STATED GOAL: Check every line of the data below for the string "Overview", and copy the ones that hold it.

Records contained in a dataset
-=-=-=-=-

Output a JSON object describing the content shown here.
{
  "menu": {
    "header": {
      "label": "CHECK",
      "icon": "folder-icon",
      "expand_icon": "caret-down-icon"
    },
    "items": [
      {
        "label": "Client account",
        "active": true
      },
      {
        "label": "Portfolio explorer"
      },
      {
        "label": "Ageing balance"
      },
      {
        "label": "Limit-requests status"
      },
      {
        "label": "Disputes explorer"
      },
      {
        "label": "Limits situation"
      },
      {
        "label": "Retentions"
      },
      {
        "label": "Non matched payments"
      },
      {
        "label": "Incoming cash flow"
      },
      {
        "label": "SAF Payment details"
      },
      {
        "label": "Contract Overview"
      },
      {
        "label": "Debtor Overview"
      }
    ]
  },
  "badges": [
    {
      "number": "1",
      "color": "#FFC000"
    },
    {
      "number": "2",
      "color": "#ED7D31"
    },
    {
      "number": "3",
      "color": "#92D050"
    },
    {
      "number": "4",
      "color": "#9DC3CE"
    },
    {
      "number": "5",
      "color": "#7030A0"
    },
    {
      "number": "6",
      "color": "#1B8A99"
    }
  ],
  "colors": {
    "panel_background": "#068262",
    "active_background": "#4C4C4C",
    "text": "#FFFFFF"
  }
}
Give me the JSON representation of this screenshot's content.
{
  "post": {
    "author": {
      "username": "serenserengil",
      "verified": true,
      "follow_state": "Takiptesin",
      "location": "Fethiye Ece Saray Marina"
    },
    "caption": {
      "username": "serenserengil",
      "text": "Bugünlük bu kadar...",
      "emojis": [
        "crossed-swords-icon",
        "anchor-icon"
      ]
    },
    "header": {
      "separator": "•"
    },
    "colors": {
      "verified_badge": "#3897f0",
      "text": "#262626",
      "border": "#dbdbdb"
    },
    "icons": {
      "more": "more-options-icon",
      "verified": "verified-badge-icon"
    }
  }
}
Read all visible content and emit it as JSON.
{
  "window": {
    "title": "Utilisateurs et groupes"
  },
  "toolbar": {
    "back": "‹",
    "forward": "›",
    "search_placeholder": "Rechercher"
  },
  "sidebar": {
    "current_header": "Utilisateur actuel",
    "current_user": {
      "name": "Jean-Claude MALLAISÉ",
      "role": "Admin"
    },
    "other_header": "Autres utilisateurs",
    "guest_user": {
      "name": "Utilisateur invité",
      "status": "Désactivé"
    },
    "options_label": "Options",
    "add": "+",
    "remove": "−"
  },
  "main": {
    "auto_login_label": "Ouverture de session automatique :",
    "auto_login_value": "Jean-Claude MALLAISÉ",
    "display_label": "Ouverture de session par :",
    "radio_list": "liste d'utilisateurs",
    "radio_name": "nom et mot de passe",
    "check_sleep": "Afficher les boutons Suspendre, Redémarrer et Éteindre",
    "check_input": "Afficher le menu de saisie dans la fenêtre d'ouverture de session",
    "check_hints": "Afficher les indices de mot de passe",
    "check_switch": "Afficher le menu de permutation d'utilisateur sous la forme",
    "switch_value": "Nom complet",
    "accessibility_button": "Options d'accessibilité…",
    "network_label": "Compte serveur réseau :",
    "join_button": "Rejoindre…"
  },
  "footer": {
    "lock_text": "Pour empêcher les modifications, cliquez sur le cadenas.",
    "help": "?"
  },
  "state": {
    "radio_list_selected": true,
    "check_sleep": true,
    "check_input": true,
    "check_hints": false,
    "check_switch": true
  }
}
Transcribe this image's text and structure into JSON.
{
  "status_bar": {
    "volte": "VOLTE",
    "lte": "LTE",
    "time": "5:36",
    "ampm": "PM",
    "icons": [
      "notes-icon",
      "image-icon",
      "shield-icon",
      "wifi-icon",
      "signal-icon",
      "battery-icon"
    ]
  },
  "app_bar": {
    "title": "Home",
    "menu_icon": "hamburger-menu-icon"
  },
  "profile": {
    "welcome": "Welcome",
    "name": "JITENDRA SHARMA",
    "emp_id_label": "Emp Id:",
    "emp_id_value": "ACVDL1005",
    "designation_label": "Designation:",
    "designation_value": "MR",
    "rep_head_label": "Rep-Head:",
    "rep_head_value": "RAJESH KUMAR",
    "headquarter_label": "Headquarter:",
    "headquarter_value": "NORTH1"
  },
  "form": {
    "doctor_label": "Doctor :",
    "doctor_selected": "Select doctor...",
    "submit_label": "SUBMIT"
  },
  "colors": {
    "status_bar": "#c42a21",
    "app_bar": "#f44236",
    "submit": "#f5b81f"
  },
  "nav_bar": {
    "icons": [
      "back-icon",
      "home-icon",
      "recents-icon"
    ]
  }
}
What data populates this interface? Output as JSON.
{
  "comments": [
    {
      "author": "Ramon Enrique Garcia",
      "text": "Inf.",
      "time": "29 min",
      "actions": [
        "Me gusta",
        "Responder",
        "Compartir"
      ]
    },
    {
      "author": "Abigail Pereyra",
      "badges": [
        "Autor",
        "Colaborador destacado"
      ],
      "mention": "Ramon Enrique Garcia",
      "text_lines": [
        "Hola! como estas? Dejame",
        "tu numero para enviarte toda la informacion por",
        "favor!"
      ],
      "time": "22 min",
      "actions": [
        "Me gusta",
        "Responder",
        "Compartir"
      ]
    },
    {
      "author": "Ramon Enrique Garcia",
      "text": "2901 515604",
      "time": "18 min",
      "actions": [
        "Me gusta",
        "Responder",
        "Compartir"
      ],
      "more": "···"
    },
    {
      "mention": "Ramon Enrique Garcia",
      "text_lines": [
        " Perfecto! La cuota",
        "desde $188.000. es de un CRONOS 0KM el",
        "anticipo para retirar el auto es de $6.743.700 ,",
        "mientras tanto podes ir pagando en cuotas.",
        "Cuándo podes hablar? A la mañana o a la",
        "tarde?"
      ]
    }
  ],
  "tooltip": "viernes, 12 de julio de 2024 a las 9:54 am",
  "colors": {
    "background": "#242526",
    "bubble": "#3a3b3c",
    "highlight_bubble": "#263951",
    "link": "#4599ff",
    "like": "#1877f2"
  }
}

-=-=-=-=-

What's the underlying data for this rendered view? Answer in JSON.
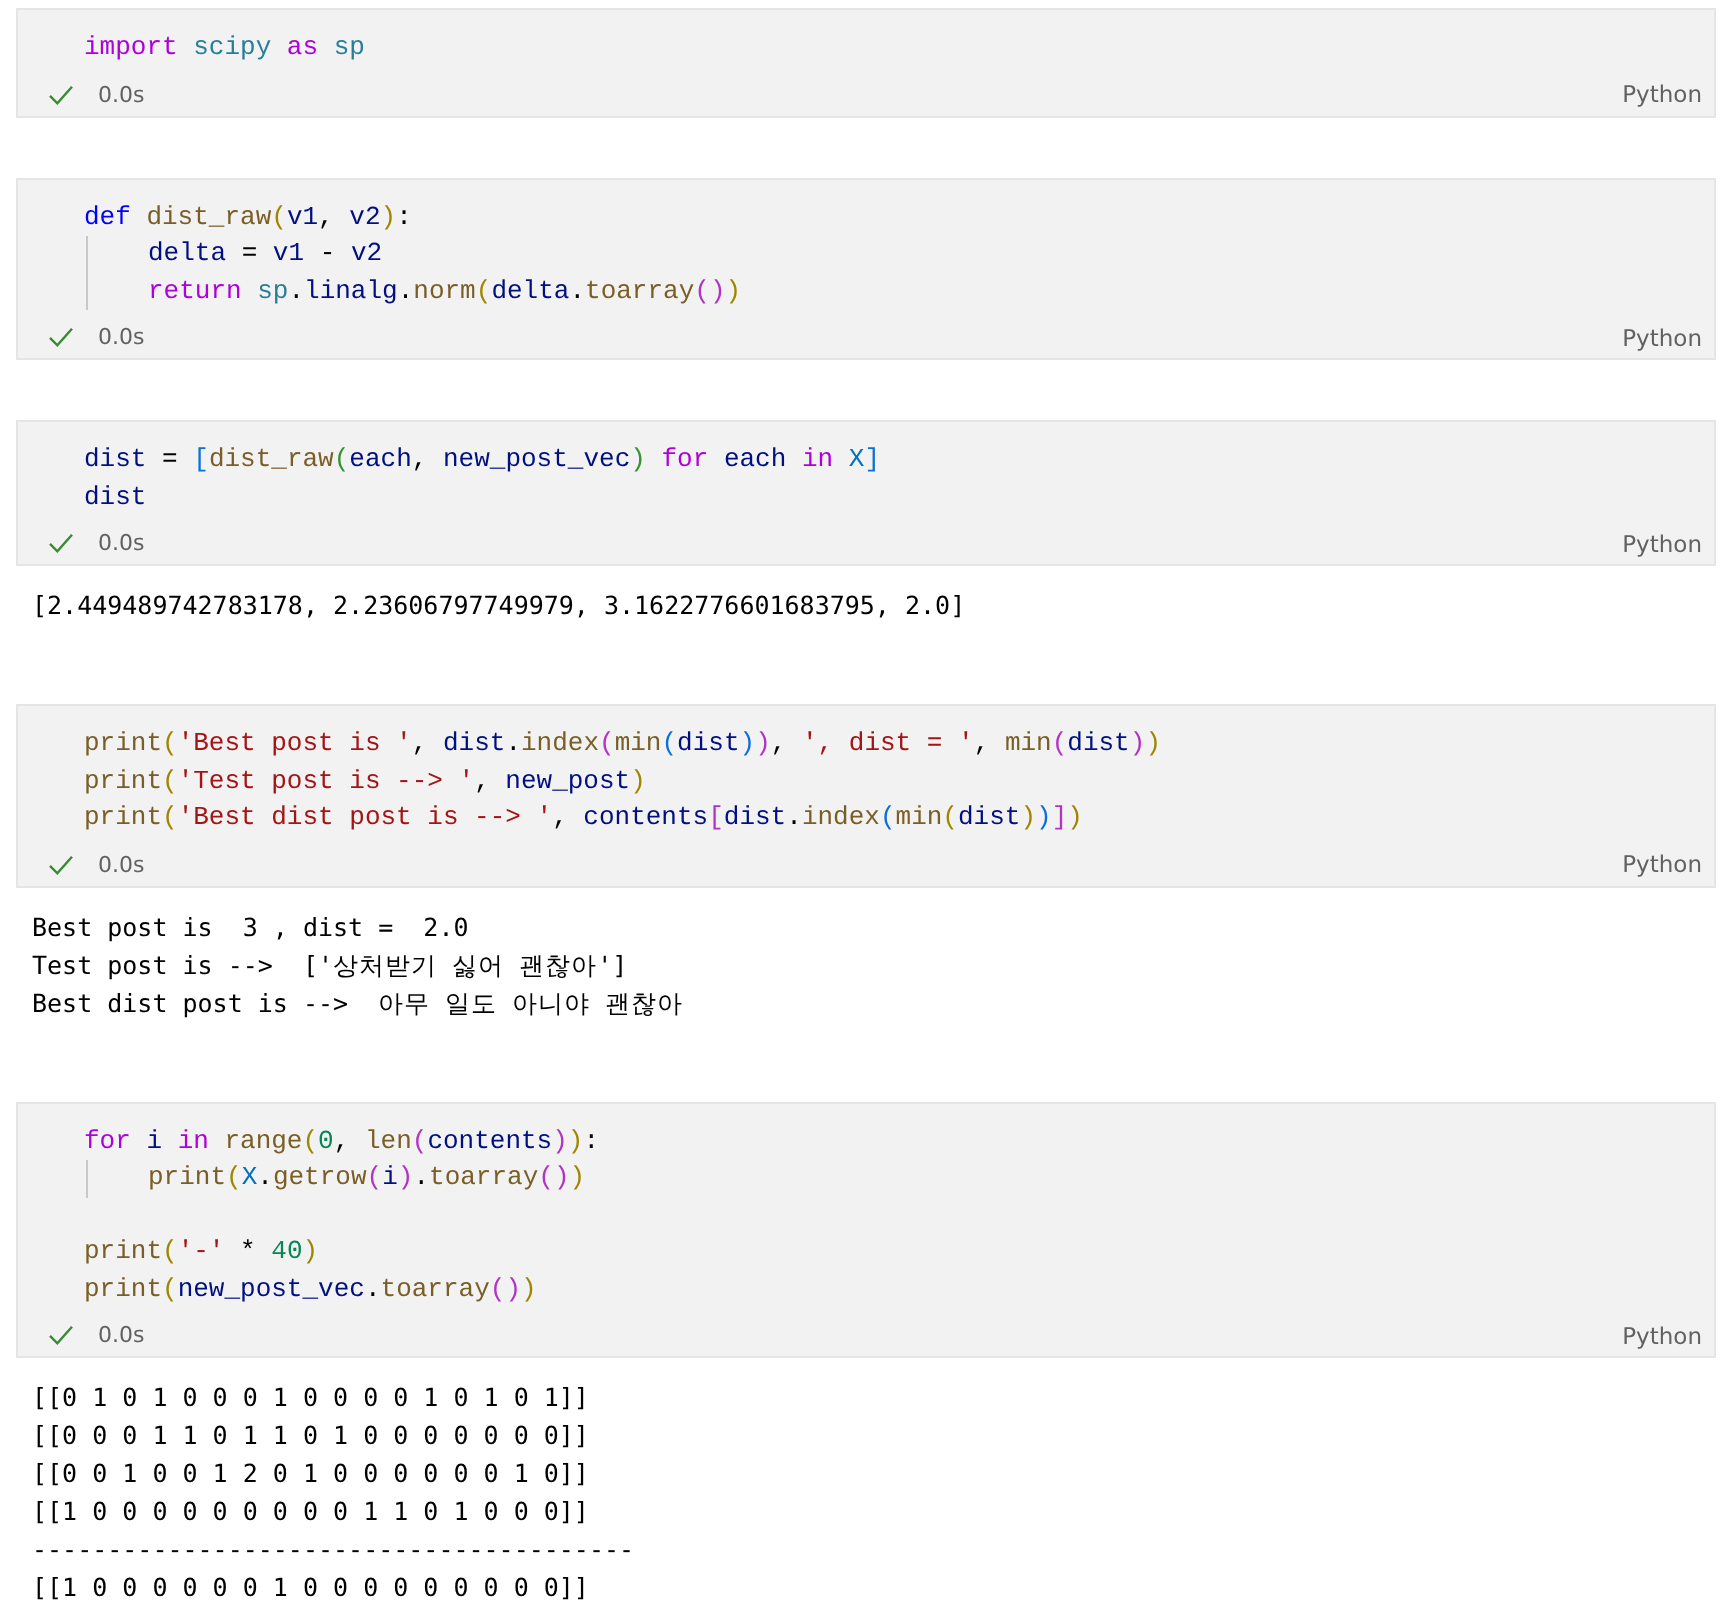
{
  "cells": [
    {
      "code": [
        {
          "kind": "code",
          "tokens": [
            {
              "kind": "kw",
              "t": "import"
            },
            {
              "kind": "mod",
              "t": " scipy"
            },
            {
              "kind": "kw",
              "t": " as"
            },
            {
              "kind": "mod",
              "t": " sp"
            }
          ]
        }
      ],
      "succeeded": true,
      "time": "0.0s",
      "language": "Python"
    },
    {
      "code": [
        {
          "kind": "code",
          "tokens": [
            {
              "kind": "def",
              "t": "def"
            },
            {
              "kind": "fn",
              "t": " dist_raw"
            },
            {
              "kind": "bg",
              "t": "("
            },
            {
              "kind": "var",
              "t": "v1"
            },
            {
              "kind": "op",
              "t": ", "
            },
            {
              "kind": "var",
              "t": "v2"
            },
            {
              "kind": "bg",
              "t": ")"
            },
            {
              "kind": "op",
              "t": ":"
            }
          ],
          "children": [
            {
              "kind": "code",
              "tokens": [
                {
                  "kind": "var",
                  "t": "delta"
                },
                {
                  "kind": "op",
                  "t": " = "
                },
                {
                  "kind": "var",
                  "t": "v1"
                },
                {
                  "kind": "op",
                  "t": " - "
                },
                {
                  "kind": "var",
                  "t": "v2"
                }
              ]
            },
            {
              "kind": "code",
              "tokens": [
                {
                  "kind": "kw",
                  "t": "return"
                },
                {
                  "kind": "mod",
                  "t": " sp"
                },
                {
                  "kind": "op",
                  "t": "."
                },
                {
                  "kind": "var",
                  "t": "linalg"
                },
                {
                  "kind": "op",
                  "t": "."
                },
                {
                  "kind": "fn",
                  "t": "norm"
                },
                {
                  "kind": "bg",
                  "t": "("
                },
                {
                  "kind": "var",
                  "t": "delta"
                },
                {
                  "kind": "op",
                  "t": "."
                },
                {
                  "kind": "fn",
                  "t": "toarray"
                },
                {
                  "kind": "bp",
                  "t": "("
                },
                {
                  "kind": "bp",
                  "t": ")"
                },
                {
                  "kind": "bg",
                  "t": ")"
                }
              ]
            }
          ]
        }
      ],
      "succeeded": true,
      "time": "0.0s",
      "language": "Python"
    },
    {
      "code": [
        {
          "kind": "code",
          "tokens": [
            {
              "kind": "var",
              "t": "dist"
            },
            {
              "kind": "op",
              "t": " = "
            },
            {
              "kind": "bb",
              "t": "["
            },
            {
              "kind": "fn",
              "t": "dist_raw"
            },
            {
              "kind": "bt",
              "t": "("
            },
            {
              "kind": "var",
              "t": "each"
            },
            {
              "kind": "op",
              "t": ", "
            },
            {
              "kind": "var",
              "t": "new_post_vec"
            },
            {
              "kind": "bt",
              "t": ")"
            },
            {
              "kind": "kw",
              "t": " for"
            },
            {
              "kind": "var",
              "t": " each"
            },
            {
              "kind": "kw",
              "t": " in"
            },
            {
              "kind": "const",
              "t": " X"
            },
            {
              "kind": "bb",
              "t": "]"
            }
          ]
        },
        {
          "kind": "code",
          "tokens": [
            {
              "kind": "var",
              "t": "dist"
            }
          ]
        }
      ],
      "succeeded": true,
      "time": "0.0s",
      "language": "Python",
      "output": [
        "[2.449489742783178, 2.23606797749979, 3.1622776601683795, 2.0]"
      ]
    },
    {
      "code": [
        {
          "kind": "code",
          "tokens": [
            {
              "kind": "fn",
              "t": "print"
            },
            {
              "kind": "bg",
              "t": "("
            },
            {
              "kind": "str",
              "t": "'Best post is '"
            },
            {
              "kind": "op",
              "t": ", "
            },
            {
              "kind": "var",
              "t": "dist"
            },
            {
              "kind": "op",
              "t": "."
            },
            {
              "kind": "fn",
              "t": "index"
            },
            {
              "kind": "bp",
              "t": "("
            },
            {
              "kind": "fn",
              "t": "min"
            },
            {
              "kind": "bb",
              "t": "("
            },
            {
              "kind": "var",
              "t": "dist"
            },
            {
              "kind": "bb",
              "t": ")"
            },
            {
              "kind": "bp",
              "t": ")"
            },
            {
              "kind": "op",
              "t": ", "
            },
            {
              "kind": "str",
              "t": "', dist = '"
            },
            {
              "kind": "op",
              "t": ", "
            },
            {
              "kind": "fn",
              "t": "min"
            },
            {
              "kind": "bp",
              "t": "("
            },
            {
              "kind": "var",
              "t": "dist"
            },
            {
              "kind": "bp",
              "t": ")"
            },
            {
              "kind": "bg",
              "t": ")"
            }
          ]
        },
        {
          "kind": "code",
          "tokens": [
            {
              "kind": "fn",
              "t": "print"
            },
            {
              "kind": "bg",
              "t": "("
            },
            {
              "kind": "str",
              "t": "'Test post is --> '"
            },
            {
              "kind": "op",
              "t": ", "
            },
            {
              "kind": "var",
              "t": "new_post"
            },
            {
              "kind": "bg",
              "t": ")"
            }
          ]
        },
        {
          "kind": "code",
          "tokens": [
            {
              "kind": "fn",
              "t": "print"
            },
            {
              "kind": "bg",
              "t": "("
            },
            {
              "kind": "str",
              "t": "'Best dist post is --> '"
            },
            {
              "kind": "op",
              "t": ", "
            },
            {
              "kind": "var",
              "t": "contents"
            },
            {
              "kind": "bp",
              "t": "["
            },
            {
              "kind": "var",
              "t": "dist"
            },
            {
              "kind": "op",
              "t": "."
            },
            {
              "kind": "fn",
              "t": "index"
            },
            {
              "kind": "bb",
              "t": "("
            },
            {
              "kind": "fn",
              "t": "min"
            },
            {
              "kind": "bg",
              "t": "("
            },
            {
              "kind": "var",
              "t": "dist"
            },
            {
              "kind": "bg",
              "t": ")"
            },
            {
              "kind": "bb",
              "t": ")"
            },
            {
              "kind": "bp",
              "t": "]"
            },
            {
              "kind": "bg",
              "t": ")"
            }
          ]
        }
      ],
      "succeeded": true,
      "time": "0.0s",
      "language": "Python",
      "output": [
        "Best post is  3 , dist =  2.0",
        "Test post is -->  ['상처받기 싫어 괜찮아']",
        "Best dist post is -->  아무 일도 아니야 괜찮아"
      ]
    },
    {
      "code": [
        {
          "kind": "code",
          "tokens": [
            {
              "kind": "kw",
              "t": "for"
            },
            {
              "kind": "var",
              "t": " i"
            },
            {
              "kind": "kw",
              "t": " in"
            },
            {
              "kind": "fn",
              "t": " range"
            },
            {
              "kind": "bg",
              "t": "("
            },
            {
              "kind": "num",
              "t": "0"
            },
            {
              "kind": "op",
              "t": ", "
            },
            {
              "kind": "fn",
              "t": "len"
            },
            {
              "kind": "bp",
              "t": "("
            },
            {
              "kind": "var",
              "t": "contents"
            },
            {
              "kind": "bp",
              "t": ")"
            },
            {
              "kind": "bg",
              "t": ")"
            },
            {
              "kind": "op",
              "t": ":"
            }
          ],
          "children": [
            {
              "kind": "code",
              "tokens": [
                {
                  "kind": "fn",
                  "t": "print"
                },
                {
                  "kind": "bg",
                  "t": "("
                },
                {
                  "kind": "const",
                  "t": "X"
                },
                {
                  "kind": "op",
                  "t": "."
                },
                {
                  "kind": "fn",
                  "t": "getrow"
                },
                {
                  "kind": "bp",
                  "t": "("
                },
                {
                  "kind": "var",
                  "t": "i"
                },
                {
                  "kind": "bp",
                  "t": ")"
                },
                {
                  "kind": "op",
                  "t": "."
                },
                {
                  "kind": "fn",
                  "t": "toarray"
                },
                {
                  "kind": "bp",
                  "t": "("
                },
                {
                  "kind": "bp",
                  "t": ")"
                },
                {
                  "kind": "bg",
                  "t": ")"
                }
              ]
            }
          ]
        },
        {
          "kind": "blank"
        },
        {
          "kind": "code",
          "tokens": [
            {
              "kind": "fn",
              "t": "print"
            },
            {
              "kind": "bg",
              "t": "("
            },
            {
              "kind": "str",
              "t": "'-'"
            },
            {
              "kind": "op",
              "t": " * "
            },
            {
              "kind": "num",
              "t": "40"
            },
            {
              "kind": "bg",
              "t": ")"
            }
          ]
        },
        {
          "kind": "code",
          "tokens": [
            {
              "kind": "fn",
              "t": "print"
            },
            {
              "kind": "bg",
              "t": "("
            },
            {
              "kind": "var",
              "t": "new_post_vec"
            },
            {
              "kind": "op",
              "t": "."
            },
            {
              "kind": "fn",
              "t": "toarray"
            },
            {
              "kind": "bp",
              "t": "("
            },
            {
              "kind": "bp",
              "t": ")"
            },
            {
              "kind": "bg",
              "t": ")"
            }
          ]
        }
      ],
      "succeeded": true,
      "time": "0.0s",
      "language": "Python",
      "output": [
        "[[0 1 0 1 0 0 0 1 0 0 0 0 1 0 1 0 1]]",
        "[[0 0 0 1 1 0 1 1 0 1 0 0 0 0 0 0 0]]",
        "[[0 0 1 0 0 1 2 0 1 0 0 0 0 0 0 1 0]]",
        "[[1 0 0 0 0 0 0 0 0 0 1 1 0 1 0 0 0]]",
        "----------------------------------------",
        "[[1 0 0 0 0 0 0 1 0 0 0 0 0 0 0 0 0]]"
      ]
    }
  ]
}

-=-=-=-=-

FINISHED ANSWER:
        "label": "Contract Overview"
        "label": "Debtor Overview"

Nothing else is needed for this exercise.